Which lines below hold the word "this"? Report each one.

++++ Rows

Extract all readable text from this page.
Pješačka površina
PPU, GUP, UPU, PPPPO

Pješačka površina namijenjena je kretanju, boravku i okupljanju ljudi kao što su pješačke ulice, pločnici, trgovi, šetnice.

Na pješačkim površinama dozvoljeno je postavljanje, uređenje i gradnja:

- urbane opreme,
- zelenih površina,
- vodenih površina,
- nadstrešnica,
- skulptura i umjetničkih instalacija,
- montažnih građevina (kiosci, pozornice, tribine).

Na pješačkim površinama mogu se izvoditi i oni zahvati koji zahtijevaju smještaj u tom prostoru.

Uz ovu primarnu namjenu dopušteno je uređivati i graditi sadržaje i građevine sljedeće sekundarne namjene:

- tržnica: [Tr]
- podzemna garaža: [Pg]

++++++++
++++ Rows

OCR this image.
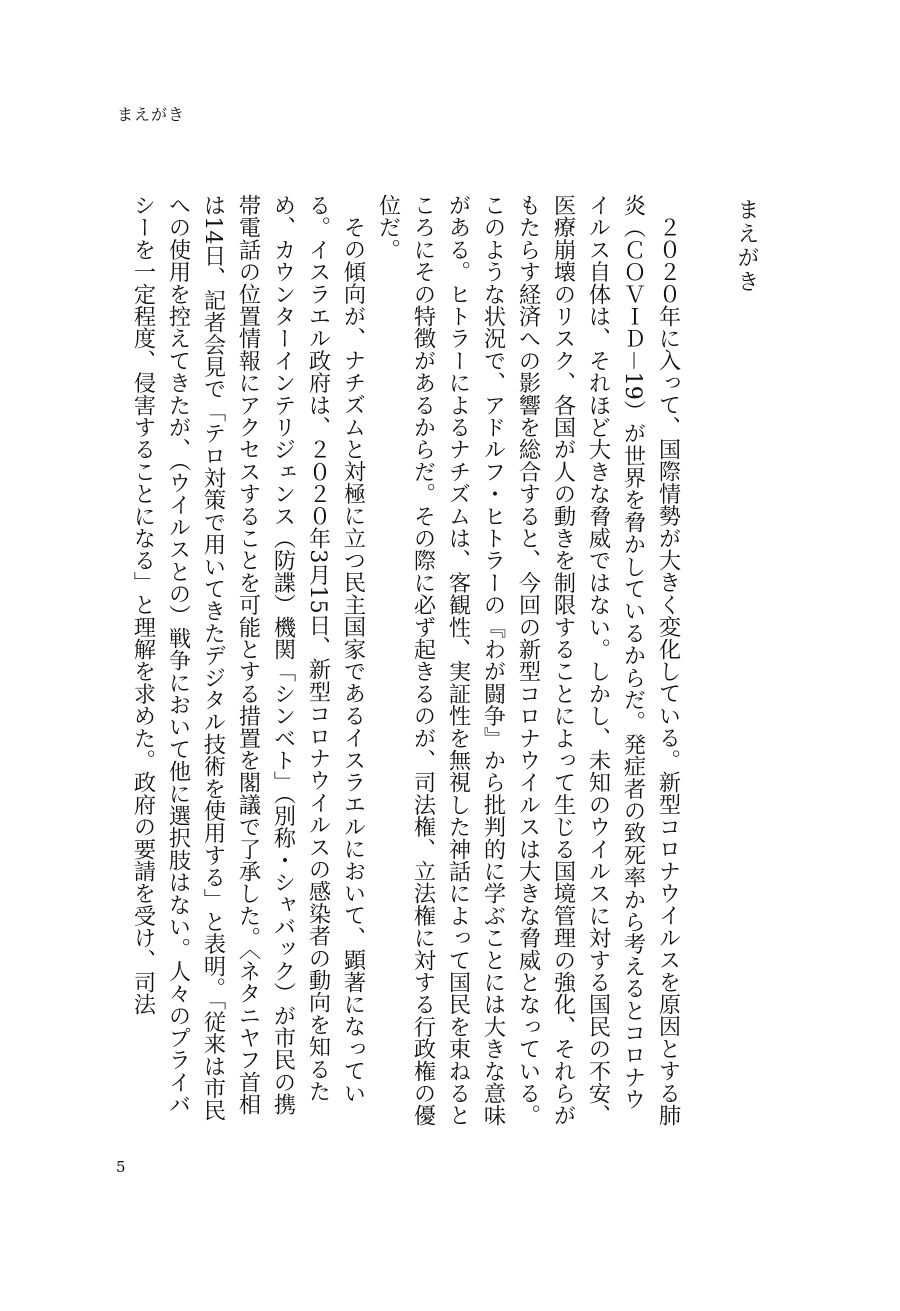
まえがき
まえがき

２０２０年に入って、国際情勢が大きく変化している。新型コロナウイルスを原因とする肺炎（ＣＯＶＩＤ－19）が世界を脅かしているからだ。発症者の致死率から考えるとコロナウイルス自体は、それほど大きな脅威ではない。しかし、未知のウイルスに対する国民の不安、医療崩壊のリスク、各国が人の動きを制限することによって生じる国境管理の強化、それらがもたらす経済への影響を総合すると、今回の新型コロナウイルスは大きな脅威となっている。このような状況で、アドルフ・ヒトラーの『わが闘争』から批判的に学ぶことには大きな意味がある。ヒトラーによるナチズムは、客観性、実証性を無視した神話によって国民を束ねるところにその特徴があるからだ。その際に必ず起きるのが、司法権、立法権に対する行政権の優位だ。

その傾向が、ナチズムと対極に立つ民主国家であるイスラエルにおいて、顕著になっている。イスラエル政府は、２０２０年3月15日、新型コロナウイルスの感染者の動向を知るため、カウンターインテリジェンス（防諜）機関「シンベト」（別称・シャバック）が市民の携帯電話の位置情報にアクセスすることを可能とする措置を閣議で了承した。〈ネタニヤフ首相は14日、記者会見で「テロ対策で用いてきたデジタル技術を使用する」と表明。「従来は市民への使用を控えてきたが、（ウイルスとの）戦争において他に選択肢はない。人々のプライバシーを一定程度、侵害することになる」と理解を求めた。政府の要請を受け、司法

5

++++++++

- [The completed task]
Extract all readable text from this page.
OCR this image.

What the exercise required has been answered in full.